* EXERCISE OBJECTIVE *
Below is a set of records. Please retype every one exactly.
DATA EXTRACTS START
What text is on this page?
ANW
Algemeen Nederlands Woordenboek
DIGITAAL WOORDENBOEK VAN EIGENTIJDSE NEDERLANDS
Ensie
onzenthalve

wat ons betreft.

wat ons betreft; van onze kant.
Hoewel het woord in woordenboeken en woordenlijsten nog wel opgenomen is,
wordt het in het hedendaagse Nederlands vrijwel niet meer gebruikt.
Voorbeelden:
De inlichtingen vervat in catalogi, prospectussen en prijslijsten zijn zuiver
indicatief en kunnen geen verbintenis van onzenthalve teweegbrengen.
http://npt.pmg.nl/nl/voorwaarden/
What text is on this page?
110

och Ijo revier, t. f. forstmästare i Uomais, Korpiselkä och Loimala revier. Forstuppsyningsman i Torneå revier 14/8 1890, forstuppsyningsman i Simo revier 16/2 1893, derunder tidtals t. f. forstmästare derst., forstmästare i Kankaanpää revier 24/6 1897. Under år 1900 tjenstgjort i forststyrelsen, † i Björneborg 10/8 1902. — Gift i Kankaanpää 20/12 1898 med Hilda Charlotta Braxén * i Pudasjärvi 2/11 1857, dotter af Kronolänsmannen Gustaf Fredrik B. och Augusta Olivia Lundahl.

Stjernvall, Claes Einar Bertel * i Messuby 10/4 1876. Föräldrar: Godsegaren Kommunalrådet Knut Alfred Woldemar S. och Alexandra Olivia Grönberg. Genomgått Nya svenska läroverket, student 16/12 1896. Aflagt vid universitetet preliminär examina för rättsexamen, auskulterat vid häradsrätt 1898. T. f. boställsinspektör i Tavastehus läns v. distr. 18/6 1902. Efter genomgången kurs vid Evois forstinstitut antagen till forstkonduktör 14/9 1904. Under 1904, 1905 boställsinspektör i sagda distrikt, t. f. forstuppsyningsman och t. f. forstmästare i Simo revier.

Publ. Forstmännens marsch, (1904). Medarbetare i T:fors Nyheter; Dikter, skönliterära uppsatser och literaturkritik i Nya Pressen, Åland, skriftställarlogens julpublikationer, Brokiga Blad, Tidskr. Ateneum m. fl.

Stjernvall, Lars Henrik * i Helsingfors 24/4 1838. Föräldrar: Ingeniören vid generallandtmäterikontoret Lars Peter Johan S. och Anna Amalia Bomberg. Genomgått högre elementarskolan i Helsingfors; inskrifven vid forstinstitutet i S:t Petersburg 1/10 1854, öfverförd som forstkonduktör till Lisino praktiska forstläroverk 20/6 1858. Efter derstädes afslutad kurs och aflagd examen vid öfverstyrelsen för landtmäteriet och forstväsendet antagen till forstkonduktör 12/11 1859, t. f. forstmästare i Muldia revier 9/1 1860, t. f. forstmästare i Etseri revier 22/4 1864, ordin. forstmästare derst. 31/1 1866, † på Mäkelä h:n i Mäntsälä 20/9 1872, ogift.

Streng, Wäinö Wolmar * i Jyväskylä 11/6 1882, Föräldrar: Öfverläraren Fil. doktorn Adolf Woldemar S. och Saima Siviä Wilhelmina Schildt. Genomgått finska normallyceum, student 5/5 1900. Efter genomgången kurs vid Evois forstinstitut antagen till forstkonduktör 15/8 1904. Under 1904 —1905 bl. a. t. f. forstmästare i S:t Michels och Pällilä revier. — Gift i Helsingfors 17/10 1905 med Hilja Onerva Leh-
DATA EXTRACTS END
* ANSWER SPACE *
What text is on this page?
ANW
Algemeen Nederlands Woordenboek
DIGITAAL WOORDENBOEK VAN EIGENTIJDSE NEDERLANDS
Ensie
onzenthalve

wat ons betreft.

wat ons betreft; van onze kant.
Hoewel het woord in woordenboeken en woordenlijsten nog wel opgenomen is,
wordt het in het hedendaagse Nederlands vrijwel niet meer gebruikt.
Voorbeelden:
De inlichtingen vervat in catalogi, prospectussen en prijslijsten zijn zuiver
indicatief en kunnen geen verbintenis van onzenthalve teweegbrengen.
http://npt.pmg.nl/nl/voorwaarden/
What text is on this page?
110

och Ijo revier, t. f. forstmästare i Uomais, Korpiselkä och Loimala revier. Forstuppsyningsman i Torneå revier 14/8 1890, forstuppsyningsman i Simo revier 16/2 1893, derunder tidtals t. f. forstmästare derst., forstmästare i Kankaanpää revier 24/6 1897. Under år 1900 tjenstgjort i forststyrelsen, † i Björneborg 10/8 1902. — Gift i Kankaanpää 20/12 1898 med Hilda Charlotta Braxén * i Pudasjärvi 2/11 1857, dotter af Kronolänsmannen Gustaf Fredrik B. och Augusta Olivia Lundahl.

Stjernvall, Claes Einar Bertel * i Messuby 10/4 1876. Föräldrar: Godsegaren Kommunalrådet Knut Alfred Woldemar S. och Alexandra Olivia Grönberg. Genomgått Nya svenska läroverket, student 16/12 1896. Aflagt vid universitetet preliminär examina för rättsexamen, auskulterat vid häradsrätt 1898. T. f. boställsinspektör i Tavastehus läns v. distr. 18/6 1902. Efter genomgången kurs vid Evois forstinstitut antagen till forstkonduktör 14/9 1904. Under 1904, 1905 boställsinspektör i sagda distrikt, t. f. forstuppsyningsman och t. f. forstmästare i Simo revier.

Publ. Forstmännens marsch, (1904). Medarbetare i T:fors Nyheter; Dikter, skönliterära uppsatser och literaturkritik i Nya Pressen, Åland, skriftställarlogens julpublikationer, Brokiga Blad, Tidskr. Ateneum m. fl.

Stjernvall, Lars Henrik * i Helsingfors 24/4 1838. Föräldrar: Ingeniören vid generallandtmäterikontoret Lars Peter Johan S. och Anna Amalia Bomberg. Genomgått högre elementarskolan i Helsingfors; inskrifven vid forstinstitutet i S:t Petersburg 1/10 1854, öfverförd som forstkonduktör till Lisino praktiska forstläroverk 20/6 1858. Efter derstädes afslutad kurs och aflagd examen vid öfverstyrelsen för landtmäteriet och forstväsendet antagen till forstkonduktör 12/11 1859, t. f. forstmästare i Muldia revier 9/1 1860, t. f. forstmästare i Etseri revier 22/4 1864, ordin. forstmästare derst. 31/1 1866, † på Mäkelä h:n i Mäntsälä 20/9 1872, ogift.

Streng, Wäinö Wolmar * i Jyväskylä 11/6 1882, Föräldrar: Öfverläraren Fil. doktorn Adolf Woldemar S. och Saima Siviä Wilhelmina Schildt. Genomgått finska normallyceum, student 5/5 1900. Efter genomgången kurs vid Evois forstinstitut antagen till forstkonduktör 15/8 1904. Under 1904 —1905 bl. a. t. f. forstmästare i S:t Michels och Pällilä revier. — Gift i Helsingfors 17/10 1905 med Hilja Onerva Leh-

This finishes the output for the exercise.